== Available records

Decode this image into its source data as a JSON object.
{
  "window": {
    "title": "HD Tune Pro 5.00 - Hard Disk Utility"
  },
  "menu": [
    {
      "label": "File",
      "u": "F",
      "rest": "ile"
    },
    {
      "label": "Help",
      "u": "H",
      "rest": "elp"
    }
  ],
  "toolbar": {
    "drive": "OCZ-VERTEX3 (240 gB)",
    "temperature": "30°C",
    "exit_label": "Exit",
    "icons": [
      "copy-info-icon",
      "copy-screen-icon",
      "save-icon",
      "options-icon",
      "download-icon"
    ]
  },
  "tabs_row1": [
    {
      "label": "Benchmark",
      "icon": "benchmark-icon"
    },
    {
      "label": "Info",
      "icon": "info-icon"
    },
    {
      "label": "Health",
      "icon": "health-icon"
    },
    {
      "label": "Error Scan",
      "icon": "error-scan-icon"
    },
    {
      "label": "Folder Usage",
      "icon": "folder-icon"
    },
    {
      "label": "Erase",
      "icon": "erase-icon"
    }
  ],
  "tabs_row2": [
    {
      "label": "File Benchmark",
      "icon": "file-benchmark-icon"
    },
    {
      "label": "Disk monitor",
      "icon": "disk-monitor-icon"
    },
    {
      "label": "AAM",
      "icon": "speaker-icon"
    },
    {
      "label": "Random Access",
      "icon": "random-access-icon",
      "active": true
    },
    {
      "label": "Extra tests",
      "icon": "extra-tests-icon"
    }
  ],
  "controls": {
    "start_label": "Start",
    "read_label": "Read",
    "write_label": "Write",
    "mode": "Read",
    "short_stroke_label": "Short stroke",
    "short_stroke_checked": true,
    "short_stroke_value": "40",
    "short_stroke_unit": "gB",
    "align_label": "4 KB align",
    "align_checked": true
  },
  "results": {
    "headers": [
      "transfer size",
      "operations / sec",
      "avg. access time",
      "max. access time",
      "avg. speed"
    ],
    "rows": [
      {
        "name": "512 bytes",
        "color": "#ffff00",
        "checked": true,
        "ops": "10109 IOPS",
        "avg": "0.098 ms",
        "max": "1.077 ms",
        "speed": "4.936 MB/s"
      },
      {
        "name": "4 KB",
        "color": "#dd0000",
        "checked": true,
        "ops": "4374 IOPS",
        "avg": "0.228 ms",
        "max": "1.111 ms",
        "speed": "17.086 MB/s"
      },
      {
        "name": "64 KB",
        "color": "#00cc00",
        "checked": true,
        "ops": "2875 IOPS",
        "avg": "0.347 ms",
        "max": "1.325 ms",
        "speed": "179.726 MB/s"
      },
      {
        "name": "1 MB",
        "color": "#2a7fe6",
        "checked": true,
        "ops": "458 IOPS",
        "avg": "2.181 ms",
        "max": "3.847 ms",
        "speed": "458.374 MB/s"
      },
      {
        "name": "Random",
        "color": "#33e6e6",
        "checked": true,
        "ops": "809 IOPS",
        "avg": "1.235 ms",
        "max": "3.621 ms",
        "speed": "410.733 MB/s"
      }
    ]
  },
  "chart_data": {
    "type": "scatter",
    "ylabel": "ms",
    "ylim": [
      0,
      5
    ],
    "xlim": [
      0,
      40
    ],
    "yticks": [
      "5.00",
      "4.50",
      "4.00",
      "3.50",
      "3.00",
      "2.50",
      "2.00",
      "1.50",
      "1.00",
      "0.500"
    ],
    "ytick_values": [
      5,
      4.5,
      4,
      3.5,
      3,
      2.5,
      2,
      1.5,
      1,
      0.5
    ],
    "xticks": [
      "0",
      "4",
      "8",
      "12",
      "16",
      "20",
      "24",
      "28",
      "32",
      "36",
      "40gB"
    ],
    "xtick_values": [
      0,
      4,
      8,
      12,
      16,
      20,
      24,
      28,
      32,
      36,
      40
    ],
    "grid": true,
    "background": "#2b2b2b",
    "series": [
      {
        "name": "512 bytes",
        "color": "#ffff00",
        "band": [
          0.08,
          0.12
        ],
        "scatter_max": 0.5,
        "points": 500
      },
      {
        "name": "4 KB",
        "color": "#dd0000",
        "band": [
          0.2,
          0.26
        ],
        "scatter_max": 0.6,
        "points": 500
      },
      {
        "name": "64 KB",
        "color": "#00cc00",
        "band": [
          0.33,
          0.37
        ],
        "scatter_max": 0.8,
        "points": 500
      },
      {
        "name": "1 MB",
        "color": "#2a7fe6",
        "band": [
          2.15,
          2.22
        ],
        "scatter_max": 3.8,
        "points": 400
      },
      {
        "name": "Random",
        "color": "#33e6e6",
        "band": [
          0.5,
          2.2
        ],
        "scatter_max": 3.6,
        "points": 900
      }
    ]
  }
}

====

> _Exercise objective_: All of the lines above need to be given again exactly.

> _Exercise answer_:
Decode this image into its source data as a JSON object.
{
  "window": {
    "title": "HD Tune Pro 5.00 - Hard Disk Utility"
  },
  "menu": [
    {
      "label": "File",
      "u": "F",
      "rest": "ile"
    },
    {
      "label": "Help",
      "u": "H",
      "rest": "elp"
    }
  ],
  "toolbar": {
    "drive": "OCZ-VERTEX3 (240 gB)",
    "temperature": "30°C",
    "exit_label": "Exit",
    "icons": [
      "copy-info-icon",
      "copy-screen-icon",
      "save-icon",
      "options-icon",
      "download-icon"
    ]
  },
  "tabs_row1": [
    {
      "label": "Benchmark",
      "icon": "benchmark-icon"
    },
    {
      "label": "Info",
      "icon": "info-icon"
    },
    {
      "label": "Health",
      "icon": "health-icon"
    },
    {
      "label": "Error Scan",
      "icon": "error-scan-icon"
    },
    {
      "label": "Folder Usage",
      "icon": "folder-icon"
    },
    {
      "label": "Erase",
      "icon": "erase-icon"
    }
  ],
  "tabs_row2": [
    {
      "label": "File Benchmark",
      "icon": "file-benchmark-icon"
    },
    {
      "label": "Disk monitor",
      "icon": "disk-monitor-icon"
    },
    {
      "label": "AAM",
      "icon": "speaker-icon"
    },
    {
      "label": "Random Access",
      "icon": "random-access-icon",
      "active": true
    },
    {
      "label": "Extra tests",
      "icon": "extra-tests-icon"
    }
  ],
  "controls": {
    "start_label": "Start",
    "read_label": "Read",
    "write_label": "Write",
    "mode": "Read",
    "short_stroke_label": "Short stroke",
    "short_stroke_checked": true,
    "short_stroke_value": "40",
    "short_stroke_unit": "gB",
    "align_label": "4 KB align",
    "align_checked": true
  },
  "results": {
    "headers": [
      "transfer size",
      "operations / sec",
      "avg. access time",
      "max. access time",
      "avg. speed"
    ],
    "rows": [
      {
        "name": "512 bytes",
        "color": "#ffff00",
        "checked": true,
        "ops": "10109 IOPS",
        "avg": "0.098 ms",
        "max": "1.077 ms",
        "speed": "4.936 MB/s"
      },
      {
        "name": "4 KB",
        "color": "#dd0000",
        "checked": true,
        "ops": "4374 IOPS",
        "avg": "0.228 ms",
        "max": "1.111 ms",
        "speed": "17.086 MB/s"
      },
      {
        "name": "64 KB",
        "color": "#00cc00",
        "checked": true,
        "ops": "2875 IOPS",
        "avg": "0.347 ms",
        "max": "1.325 ms",
        "speed": "179.726 MB/s"
      },
      {
        "name": "1 MB",
        "color": "#2a7fe6",
        "checked": true,
        "ops": "458 IOPS",
        "avg": "2.181 ms",
        "max": "3.847 ms",
        "speed": "458.374 MB/s"
      },
      {
        "name": "Random",
        "color": "#33e6e6",
        "checked": true,
        "ops": "809 IOPS",
        "avg": "1.235 ms",
        "max": "3.621 ms",
        "speed": "410.733 MB/s"
      }
    ]
  },
  "chart_data": {
    "type": "scatter",
    "ylabel": "ms",
    "ylim": [
      0,
      5
    ],
    "xlim": [
      0,
      40
    ],
    "yticks": [
      "5.00",
      "4.50",
      "4.00",
      "3.50",
      "3.00",
      "2.50",
      "2.00",
      "1.50",
      "1.00",
      "0.500"
    ],
    "ytick_values": [
      5,
      4.5,
      4,
      3.5,
      3,
      2.5,
      2,
      1.5,
      1,
      0.5
    ],
    "xticks": [
      "0",
      "4",
      "8",
      "12",
      "16",
      "20",
      "24",
      "28",
      "32",
      "36",
      "40gB"
    ],
    "xtick_values": [
      0,
      4,
      8,
      12,
      16,
      20,
      24,
      28,
      32,
      36,
      40
    ],
    "grid": true,
    "background": "#2b2b2b",
    "series": [
      {
        "name": "512 bytes",
        "color": "#ffff00",
        "band": [
          0.08,
          0.12
        ],
        "scatter_max": 0.5,
        "points": 500
      },
      {
        "name": "4 KB",
        "color": "#dd0000",
        "band": [
          0.2,
          0.26
        ],
        "scatter_max": 0.6,
        "points": 500
      },
      {
        "name": "64 KB",
        "color": "#00cc00",
        "band": [
          0.33,
          0.37
        ],
        "scatter_max": 0.8,
        "points": 500
      },
      {
        "name": "1 MB",
        "color": "#2a7fe6",
        "band": [
          2.15,
          2.22
        ],
        "scatter_max": 3.8,
        "points": 400
      },
      {
        "name": "Random",
        "color": "#33e6e6",
        "band": [
          0.5,
          2.2
        ],
        "scatter_max": 3.6,
        "points": 900
      }
    ]
  }
}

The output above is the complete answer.